# Problem to solve:
Tally the lines in the rows below that contain the string "status", treating uppercase and lowercase letters as different. Reply with the number alone.

# Supplied data:

— Start —

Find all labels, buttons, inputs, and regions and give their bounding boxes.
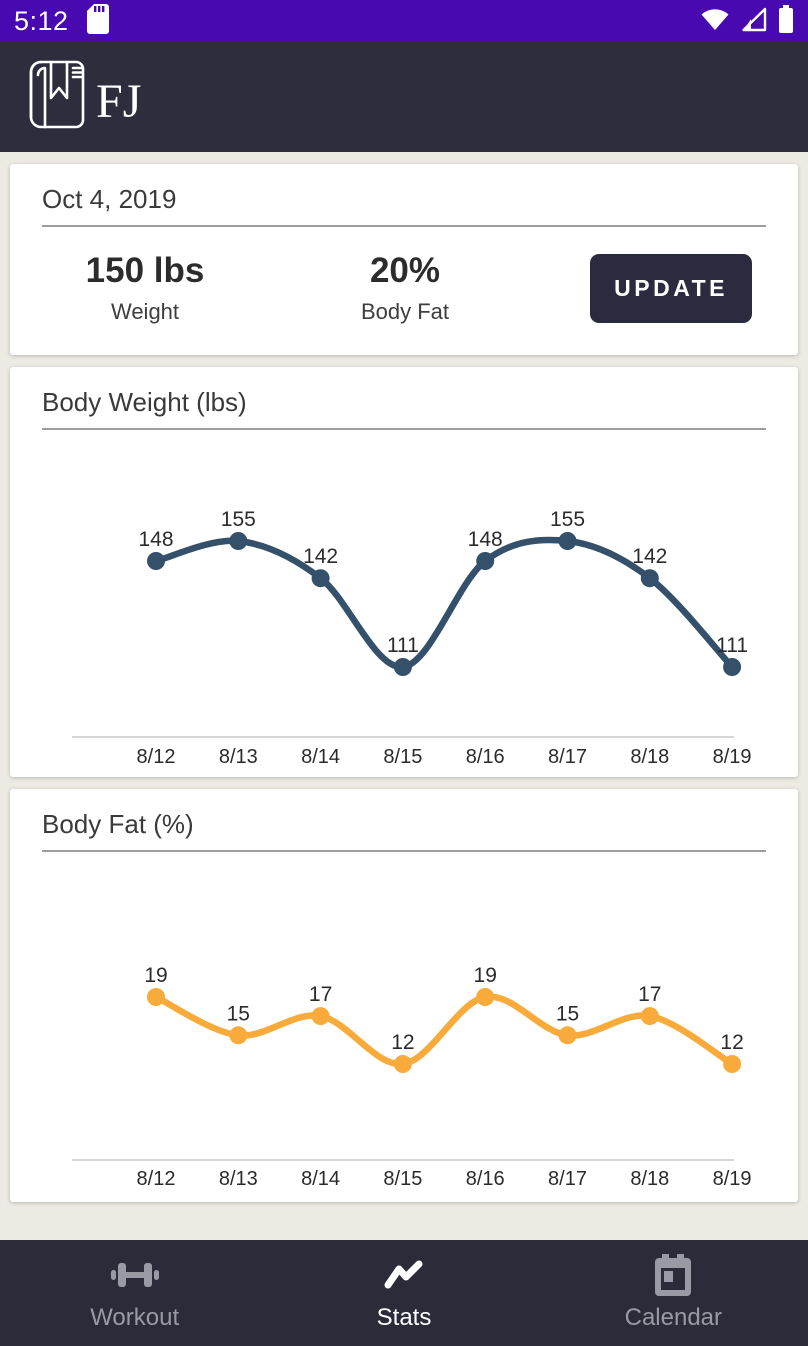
svg-text:148: 148 [138, 528, 173, 551]
main-content: Oct 4, 2019 150 lbs Weight 20% Body Fat … [0, 152, 808, 1240]
body-weight-chart-title: Body Weight (lbs) [42, 387, 247, 417]
app-header: FJ [0, 42, 808, 152]
wifi-icon [700, 6, 730, 37]
calendar-icon [653, 1254, 693, 1296]
svg-text:8/15: 8/15 [383, 746, 422, 768]
cellular-signal-icon [740, 6, 768, 37]
update-button[interactable]: UPDATE [590, 253, 752, 323]
weight-metric: 150 lbs Weight [10, 251, 280, 325]
svg-text:8/13: 8/13 [219, 1168, 258, 1190]
svg-text:142: 142 [303, 545, 338, 568]
body-fat-value: 20% [369, 251, 441, 290]
svg-text:8/18: 8/18 [630, 1168, 669, 1190]
nav-tab-workout[interactable]: Workout [0, 1240, 269, 1346]
svg-text:15: 15 [227, 1002, 250, 1025]
svg-text:142: 142 [632, 545, 667, 568]
svg-text:12: 12 [391, 1031, 414, 1054]
summary-card: Oct 4, 2019 150 lbs Weight 20% Body Fat … [10, 164, 798, 355]
nav-label-stats: Stats [376, 1304, 432, 1331]
body-fat-label: Body Fat [360, 299, 450, 324]
svg-text:111: 111 [716, 634, 748, 657]
svg-text:8/15: 8/15 [383, 1168, 422, 1190]
svg-text:8/19: 8/19 [713, 1168, 752, 1190]
battery-icon [778, 4, 794, 38]
svg-text:8/13: 8/13 [219, 746, 258, 768]
svg-text:8/14: 8/14 [301, 746, 340, 768]
svg-text:8/17: 8/17 [548, 1168, 587, 1190]
dumbbell-icon [110, 1256, 160, 1294]
summary-date: Oct 4, 2019 [42, 184, 177, 214]
svg-text:8/14: 8/14 [301, 1168, 340, 1190]
body-fat-divider [42, 850, 766, 852]
svg-text:8/16: 8/16 [466, 1168, 505, 1190]
svg-text:155: 155 [221, 508, 256, 531]
nav-label-calendar: Calendar [624, 1304, 723, 1331]
status-bar-left: 5:12 [14, 3, 109, 39]
svg-text:19: 19 [474, 964, 497, 987]
weight-label: Weight [110, 299, 180, 324]
body-weight-card: Body Weight (lbs) 148 8/12 155 8/13 142 8/14 1… [10, 367, 798, 777]
weight-value: 150 lbs [85, 251, 205, 290]
body-fat-line-chart: 19 8/12 15 8/13 17 8/14 12 8/15 19 8/16 15 8/17 17 8/… [72, 964, 752, 1190]
sd-card-icon [86, 3, 109, 39]
summary-divider [42, 225, 766, 227]
svg-text:17: 17 [638, 983, 661, 1006]
svg-text:8/12: 8/12 [137, 1168, 176, 1190]
journal-book-icon [28, 60, 86, 135]
body-fat-chart-title: Body Fat (%) [42, 809, 194, 839]
status-bar: 5:12 [0, 0, 808, 42]
stats-chart-icon [382, 1256, 426, 1294]
svg-text:155: 155 [550, 508, 585, 531]
bottom-nav: Workout Stats Calendar [0, 1240, 808, 1346]
nav-label-workout: Workout [90, 1304, 180, 1331]
svg-text:8/19: 8/19 [713, 746, 752, 768]
nav-tab-stats[interactable]: Stats [269, 1240, 538, 1346]
svg-text:19: 19 [144, 964, 167, 987]
svg-text:8/16: 8/16 [466, 746, 505, 768]
svg-text:8/17: 8/17 [548, 746, 587, 768]
svg-text:111: 111 [387, 634, 419, 657]
svg-text:8/18: 8/18 [630, 746, 669, 768]
body-fat-metric: 20% Body Fat [280, 251, 530, 325]
body-weight-divider [42, 428, 766, 430]
svg-text:17: 17 [309, 983, 332, 1006]
nav-tab-calendar[interactable]: Calendar [539, 1240, 808, 1346]
summary-row: 150 lbs Weight 20% Body Fat UPDATE [10, 227, 798, 355]
svg-text:148: 148 [468, 528, 503, 551]
status-bar-right [700, 4, 794, 38]
status-time: 5:12 [14, 5, 69, 36]
app-logo-text: FJ [96, 74, 142, 128]
body-weight-line-chart: 148 8/12 155 8/13 142 8/14 111 8/15 148 8/16 155 8/… [72, 508, 752, 768]
svg-text:15: 15 [556, 1002, 579, 1025]
body-fat-card: Body Fat (%) 19 8/12 15 8/13 17 8/14 12 8/15 19 8… [10, 789, 798, 1202]
svg-text:8/12: 8/12 [137, 746, 176, 768]
svg-text:12: 12 [720, 1031, 743, 1054]
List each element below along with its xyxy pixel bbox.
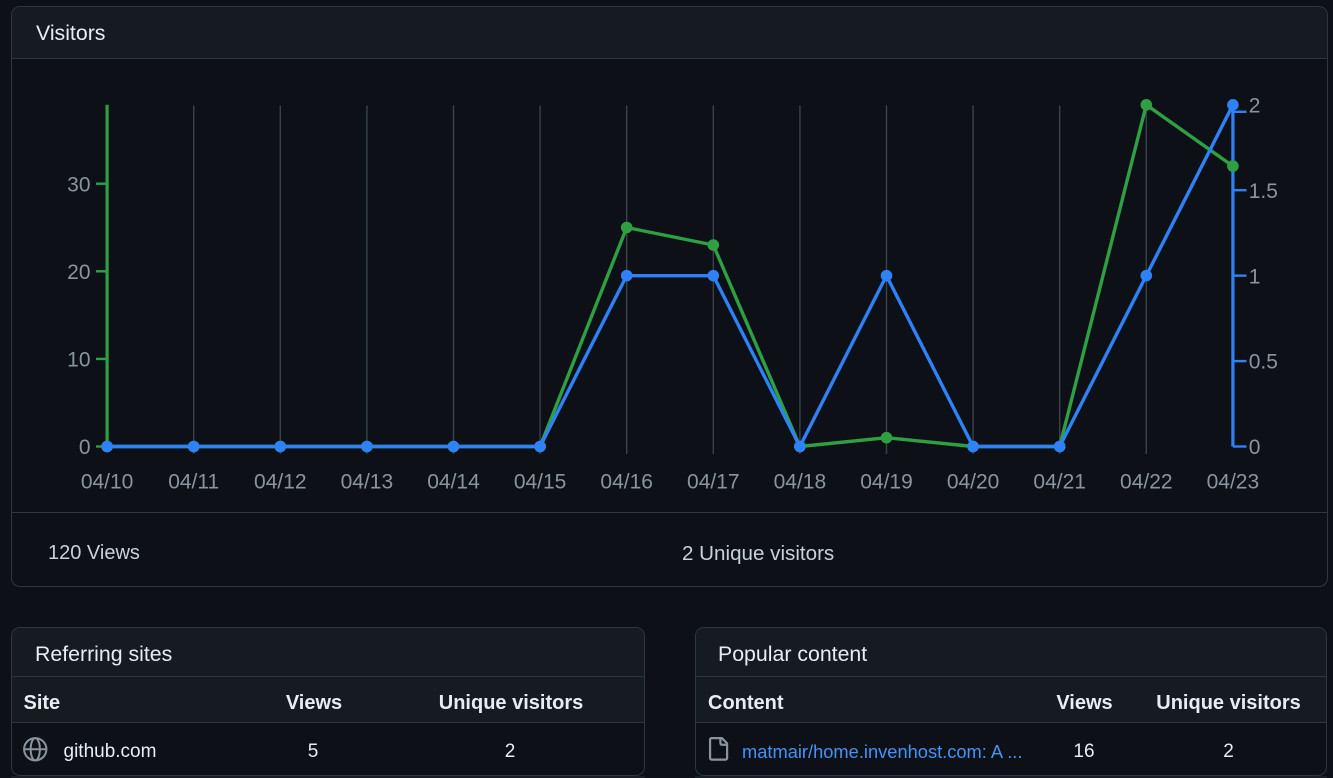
svg-text:30: 30 (67, 173, 90, 196)
svg-text:10: 10 (67, 348, 90, 371)
svg-text:20: 20 (67, 260, 90, 283)
svg-text:04/10: 04/10 (80, 470, 133, 493)
svg-text:0: 0 (1248, 436, 1260, 459)
svg-text:2: 2 (1248, 94, 1260, 117)
svg-text:04/21: 04/21 (1033, 470, 1086, 493)
svg-text:1.5: 1.5 (1248, 179, 1277, 202)
svg-text:04/19: 04/19 (860, 470, 913, 493)
svg-text:04/12: 04/12 (254, 470, 307, 493)
svg-text:04/18: 04/18 (773, 470, 826, 493)
svg-text:04/22: 04/22 (1120, 470, 1173, 493)
svg-text:04/13: 04/13 (340, 470, 393, 493)
svg-text:0: 0 (78, 436, 90, 459)
svg-text:04/23: 04/23 (1206, 470, 1259, 493)
svg-text:04/15: 04/15 (513, 470, 566, 493)
svg-text:04/17: 04/17 (687, 470, 740, 493)
svg-text:04/16: 04/16 (600, 470, 653, 493)
svg-text:1: 1 (1248, 265, 1260, 288)
svg-text:04/20: 04/20 (946, 470, 999, 493)
svg-text:04/11: 04/11 (168, 470, 219, 493)
svg-text:0.5: 0.5 (1248, 350, 1277, 373)
svg-text:04/14: 04/14 (427, 470, 480, 493)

— End —

# Full response:
4